Retype the records below exactly as they appear.

┄┄┄┄┄┄┄┄┄┄

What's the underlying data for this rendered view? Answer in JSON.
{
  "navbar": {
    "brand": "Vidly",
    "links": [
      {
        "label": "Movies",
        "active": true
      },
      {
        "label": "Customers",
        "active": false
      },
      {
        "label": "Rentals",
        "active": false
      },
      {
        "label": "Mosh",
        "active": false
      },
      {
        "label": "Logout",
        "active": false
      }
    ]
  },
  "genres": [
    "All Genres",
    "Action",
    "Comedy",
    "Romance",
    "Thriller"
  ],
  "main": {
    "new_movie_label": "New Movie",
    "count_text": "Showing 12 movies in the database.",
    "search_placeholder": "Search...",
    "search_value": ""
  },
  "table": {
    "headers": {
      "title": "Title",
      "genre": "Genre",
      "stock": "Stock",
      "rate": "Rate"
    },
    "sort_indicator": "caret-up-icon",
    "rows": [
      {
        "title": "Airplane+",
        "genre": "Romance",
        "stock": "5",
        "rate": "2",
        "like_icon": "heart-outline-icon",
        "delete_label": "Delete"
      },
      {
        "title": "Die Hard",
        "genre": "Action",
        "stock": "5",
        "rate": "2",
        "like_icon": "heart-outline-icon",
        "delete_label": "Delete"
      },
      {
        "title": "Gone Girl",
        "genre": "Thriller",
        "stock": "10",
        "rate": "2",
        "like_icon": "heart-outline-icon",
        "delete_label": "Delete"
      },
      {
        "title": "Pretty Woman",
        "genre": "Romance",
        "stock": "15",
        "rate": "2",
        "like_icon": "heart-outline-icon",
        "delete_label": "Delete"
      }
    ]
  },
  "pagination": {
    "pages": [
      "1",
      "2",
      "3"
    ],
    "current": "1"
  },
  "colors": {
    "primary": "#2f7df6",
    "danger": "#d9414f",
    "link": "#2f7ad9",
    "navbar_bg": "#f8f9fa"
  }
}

┄┄┄┄┄┄┄┄┄┄

Correct output:
What's the underlying data for this rendered view? Answer in JSON.
{
  "navbar": {
    "brand": "Vidly",
    "links": [
      {
        "label": "Movies",
        "active": true
      },
      {
        "label": "Customers",
        "active": false
      },
      {
        "label": "Rentals",
        "active": false
      },
      {
        "label": "Mosh",
        "active": false
      },
      {
        "label": "Logout",
        "active": false
      }
    ]
  },
  "genres": [
    "All Genres",
    "Action",
    "Comedy",
    "Romance",
    "Thriller"
  ],
  "main": {
    "new_movie_label": "New Movie",
    "count_text": "Showing 12 movies in the database.",
    "search_placeholder": "Search...",
    "search_value": ""
  },
  "table": {
    "headers": {
      "title": "Title",
      "genre": "Genre",
      "stock": "Stock",
      "rate": "Rate"
    },
    "sort_indicator": "caret-up-icon",
    "rows": [
      {
        "title": "Airplane+",
        "genre": "Romance",
        "stock": "5",
        "rate": "2",
        "like_icon": "heart-outline-icon",
        "delete_label": "Delete"
      },
      {
        "title": "Die Hard",
        "genre": "Action",
        "stock": "5",
        "rate": "2",
        "like_icon": "heart-outline-icon",
        "delete_label": "Delete"
      },
      {
        "title": "Gone Girl",
        "genre": "Thriller",
        "stock": "10",
        "rate": "2",
        "like_icon": "heart-outline-icon",
        "delete_label": "Delete"
      },
      {
        "title": "Pretty Woman",
        "genre": "Romance",
        "stock": "15",
        "rate": "2",
        "like_icon": "heart-outline-icon",
        "delete_label": "Delete"
      }
    ]
  },
  "pagination": {
    "pages": [
      "1",
      "2",
      "3"
    ],
    "current": "1"
  },
  "colors": {
    "primary": "#2f7df6",
    "danger": "#d9414f",
    "link": "#2f7ad9",
    "navbar_bg": "#f8f9fa"
  }
}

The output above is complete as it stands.